Stated problem:
Take every line where the string "shield" appears and copy it.

* begin Data for this exercise *

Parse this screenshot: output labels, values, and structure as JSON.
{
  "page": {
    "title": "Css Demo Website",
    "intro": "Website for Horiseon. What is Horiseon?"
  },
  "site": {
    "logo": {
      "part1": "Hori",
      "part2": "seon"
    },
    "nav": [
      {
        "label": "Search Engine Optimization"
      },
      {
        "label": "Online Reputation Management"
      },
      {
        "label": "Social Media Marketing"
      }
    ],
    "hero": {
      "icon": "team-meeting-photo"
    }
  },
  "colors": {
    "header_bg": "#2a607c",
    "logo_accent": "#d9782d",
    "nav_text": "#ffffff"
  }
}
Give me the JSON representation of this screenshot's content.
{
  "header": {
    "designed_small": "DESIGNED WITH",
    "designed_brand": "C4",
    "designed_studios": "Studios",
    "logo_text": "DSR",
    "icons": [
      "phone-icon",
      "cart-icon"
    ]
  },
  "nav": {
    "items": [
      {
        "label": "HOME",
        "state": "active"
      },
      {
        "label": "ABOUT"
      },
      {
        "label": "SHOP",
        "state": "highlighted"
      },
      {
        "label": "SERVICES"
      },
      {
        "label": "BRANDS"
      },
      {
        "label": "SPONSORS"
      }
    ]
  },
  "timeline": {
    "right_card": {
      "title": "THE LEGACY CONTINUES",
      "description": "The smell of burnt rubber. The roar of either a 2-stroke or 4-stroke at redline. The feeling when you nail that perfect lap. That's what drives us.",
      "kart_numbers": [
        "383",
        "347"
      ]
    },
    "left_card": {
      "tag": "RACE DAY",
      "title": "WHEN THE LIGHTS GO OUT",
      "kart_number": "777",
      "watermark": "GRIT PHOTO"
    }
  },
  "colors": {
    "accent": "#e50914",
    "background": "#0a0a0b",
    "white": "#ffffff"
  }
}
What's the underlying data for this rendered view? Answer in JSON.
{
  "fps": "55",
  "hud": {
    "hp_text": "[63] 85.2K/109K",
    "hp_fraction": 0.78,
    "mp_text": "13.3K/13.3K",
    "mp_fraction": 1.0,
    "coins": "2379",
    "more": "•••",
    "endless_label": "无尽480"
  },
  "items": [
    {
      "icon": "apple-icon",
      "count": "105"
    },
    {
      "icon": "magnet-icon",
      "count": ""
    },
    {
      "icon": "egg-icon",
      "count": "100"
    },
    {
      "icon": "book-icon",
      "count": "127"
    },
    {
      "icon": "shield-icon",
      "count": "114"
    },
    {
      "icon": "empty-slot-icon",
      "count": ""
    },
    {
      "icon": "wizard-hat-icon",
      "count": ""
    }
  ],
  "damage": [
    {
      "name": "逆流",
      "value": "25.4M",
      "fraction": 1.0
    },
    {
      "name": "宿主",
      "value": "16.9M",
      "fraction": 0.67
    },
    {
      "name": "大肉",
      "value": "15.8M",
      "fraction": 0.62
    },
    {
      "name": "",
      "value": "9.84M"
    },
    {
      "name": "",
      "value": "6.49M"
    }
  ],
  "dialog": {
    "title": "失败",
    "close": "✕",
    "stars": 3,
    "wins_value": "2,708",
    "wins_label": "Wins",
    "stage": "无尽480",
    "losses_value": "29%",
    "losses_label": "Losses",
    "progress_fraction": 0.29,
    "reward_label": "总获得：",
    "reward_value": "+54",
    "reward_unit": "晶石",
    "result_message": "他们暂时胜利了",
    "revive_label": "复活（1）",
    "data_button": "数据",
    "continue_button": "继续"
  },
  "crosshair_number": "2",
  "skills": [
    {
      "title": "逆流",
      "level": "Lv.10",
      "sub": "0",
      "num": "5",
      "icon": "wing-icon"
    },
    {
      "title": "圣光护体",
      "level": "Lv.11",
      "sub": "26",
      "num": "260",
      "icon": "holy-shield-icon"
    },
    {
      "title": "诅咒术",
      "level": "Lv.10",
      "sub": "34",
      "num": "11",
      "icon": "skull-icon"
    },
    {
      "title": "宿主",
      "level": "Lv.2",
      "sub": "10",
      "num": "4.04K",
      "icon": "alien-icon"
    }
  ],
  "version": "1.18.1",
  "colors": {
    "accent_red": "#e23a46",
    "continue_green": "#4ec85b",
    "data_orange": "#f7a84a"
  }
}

* end Data for this exercise *

Reply:
      "icon": "shield-icon",
      "icon": "holy-shield-icon"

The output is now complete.